STATED EXERCISE:
Retype each record below word for word. Leave the pictures out.

Figure collection entries:
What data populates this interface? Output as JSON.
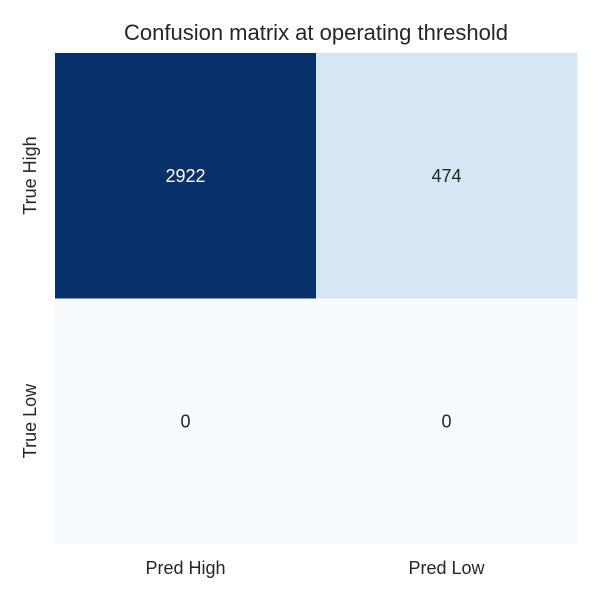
{
  "chart_data": {
    "type": "heatmap",
    "title": "Confusion matrix at operating threshold",
    "xlabel": "",
    "ylabel": "",
    "x_categories": [
      "Pred High",
      "Pred Low"
    ],
    "y_categories": [
      "True High",
      "True Low"
    ],
    "values": [
      [
        2922,
        474
      ],
      [
        0,
        0
      ]
    ],
    "colormap": "Blues",
    "color_range": [
      0,
      2922
    ],
    "colorbar": false,
    "grid": false,
    "colors": {
      "low": "#f7fbff",
      "mid": "#d6e6f4",
      "high": "#08306b",
      "text_dark": "#262626",
      "text_light": "#ffffff"
    }
  }
}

ANSWER FOR THE TASK:
What data populates this interface? Output as JSON.
{
  "chart_data": {
    "type": "heatmap",
    "title": "Confusion matrix at operating threshold",
    "xlabel": "",
    "ylabel": "",
    "x_categories": [
      "Pred High",
      "Pred Low"
    ],
    "y_categories": [
      "True High",
      "True Low"
    ],
    "values": [
      [
        2922,
        474
      ],
      [
        0,
        0
      ]
    ],
    "colormap": "Blues",
    "color_range": [
      0,
      2922
    ],
    "colorbar": false,
    "grid": false,
    "colors": {
      "low": "#f7fbff",
      "mid": "#d6e6f4",
      "high": "#08306b",
      "text_dark": "#262626",
      "text_light": "#ffffff"
    }
  }
}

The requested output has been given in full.